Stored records
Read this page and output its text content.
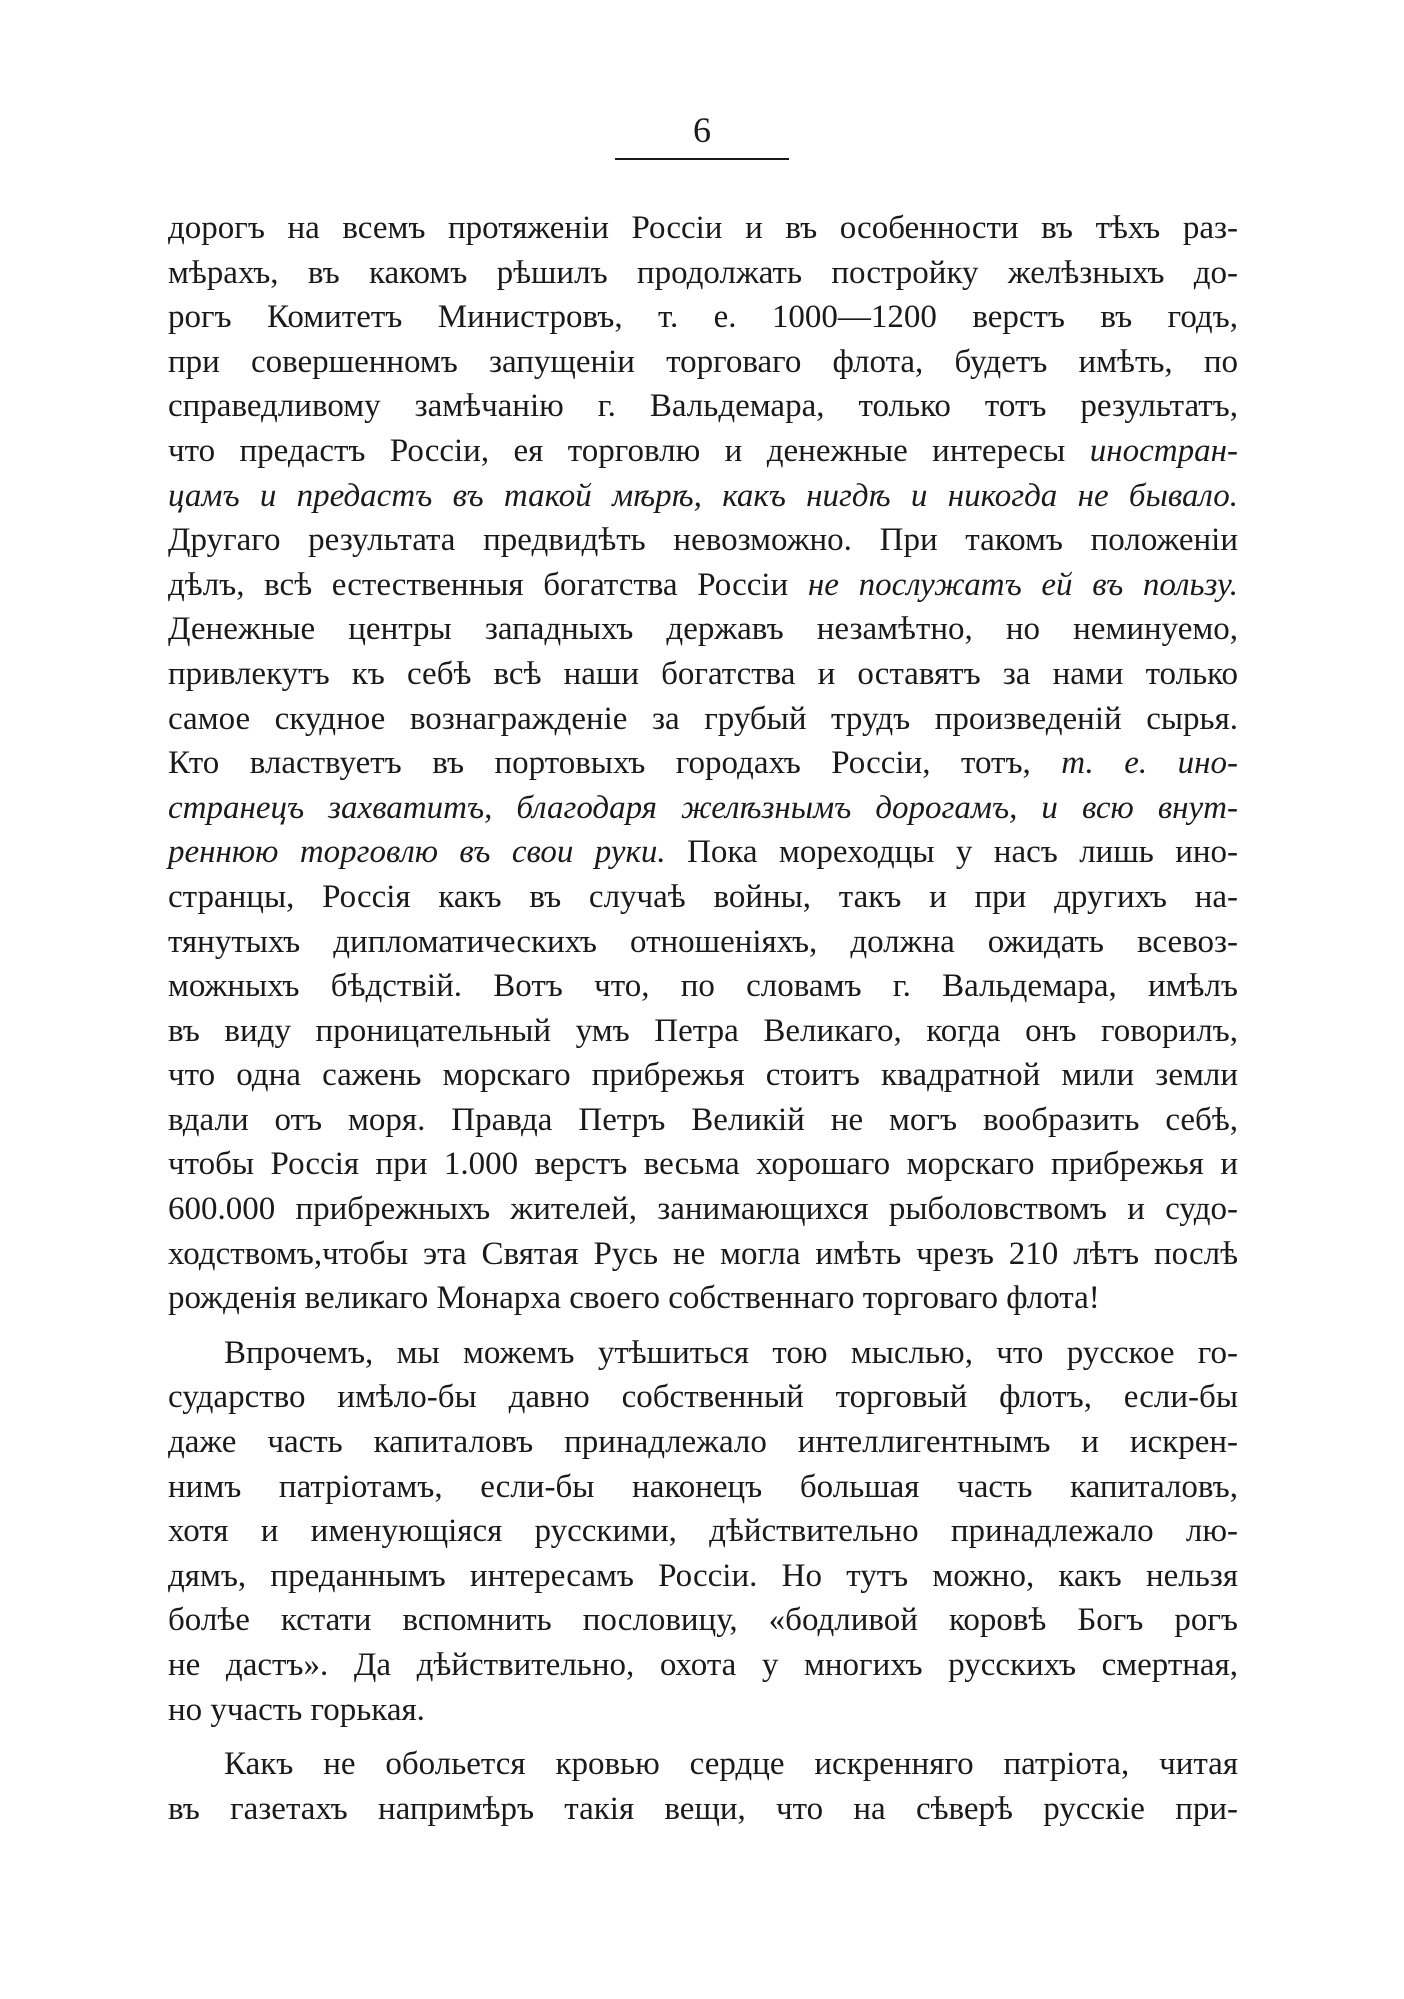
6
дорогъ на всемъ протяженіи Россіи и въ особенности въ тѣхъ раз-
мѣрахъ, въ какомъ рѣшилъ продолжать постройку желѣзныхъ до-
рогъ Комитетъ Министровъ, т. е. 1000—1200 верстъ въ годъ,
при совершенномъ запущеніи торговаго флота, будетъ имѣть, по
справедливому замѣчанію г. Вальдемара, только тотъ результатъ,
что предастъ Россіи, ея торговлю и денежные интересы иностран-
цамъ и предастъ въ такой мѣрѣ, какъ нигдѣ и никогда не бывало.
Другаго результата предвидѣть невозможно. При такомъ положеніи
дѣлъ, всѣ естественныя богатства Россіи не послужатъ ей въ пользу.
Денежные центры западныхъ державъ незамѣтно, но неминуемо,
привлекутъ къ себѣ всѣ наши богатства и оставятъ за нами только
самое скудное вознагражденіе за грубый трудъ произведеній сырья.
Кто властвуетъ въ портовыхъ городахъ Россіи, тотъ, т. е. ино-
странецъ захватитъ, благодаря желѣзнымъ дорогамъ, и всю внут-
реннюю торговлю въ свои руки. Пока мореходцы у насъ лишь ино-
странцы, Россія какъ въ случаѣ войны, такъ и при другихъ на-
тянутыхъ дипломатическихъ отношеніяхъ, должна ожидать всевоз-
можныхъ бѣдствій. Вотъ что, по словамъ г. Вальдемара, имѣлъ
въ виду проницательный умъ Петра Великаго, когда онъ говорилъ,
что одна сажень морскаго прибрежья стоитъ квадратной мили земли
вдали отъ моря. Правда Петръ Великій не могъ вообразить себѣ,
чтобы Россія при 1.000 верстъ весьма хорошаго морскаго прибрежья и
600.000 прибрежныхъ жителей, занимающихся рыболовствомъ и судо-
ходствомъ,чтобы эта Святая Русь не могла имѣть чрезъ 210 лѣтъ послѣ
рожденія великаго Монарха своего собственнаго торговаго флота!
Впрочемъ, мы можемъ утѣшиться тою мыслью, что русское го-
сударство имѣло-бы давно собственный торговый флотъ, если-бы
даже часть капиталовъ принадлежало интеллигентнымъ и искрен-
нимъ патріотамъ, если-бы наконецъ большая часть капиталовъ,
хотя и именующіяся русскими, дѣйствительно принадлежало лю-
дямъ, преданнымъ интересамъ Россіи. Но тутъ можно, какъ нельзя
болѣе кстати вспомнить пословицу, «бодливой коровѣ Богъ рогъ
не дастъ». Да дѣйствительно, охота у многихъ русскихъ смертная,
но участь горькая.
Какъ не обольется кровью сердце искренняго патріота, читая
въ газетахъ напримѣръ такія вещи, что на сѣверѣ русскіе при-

...

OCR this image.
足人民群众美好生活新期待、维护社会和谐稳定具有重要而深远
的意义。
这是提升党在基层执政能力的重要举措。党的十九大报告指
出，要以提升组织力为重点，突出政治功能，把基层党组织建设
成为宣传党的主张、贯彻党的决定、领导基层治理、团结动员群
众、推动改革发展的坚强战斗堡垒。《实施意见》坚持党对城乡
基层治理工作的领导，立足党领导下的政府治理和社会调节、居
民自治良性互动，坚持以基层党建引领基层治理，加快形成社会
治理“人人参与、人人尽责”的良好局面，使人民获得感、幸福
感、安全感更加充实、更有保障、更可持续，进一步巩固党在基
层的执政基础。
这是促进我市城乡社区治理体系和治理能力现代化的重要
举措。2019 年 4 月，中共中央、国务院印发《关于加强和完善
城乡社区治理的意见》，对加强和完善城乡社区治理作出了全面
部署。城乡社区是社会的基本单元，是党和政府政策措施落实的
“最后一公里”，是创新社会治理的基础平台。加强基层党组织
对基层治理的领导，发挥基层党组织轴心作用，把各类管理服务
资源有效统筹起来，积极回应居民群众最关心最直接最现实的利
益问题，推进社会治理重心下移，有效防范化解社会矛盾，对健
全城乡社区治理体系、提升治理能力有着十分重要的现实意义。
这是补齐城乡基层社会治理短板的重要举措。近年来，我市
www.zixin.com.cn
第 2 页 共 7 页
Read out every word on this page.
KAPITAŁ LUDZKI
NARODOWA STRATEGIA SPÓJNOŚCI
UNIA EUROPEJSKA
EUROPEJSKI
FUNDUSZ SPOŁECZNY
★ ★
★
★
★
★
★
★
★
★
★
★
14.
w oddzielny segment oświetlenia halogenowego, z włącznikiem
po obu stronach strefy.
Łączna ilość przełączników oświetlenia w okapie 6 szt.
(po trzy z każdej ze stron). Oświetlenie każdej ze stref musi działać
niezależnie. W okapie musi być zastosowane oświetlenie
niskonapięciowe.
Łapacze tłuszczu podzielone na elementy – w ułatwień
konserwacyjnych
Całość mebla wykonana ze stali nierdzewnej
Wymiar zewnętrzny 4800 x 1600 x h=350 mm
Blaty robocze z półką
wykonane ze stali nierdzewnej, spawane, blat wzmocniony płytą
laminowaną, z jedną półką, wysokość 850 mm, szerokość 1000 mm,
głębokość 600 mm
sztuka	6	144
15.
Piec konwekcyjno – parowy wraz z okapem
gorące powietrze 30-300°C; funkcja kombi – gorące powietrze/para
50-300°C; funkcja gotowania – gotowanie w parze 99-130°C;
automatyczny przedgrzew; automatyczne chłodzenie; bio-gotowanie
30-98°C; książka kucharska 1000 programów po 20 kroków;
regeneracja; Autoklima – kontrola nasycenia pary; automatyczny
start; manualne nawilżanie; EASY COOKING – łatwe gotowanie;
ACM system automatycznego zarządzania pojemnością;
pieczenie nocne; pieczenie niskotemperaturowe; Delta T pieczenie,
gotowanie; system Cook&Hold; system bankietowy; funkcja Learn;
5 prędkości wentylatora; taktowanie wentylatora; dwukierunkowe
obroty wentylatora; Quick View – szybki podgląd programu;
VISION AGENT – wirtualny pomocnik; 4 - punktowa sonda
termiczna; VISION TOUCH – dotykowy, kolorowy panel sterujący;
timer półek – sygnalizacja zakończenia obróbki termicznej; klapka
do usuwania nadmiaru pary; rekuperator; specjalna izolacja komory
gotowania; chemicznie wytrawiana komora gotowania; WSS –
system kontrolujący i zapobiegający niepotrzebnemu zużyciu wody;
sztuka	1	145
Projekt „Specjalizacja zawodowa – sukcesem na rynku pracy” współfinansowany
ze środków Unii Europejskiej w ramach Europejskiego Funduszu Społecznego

The exercise. Tell how many lines of the data above hold the string "принадлежало". Give only the number.

Correct output. 2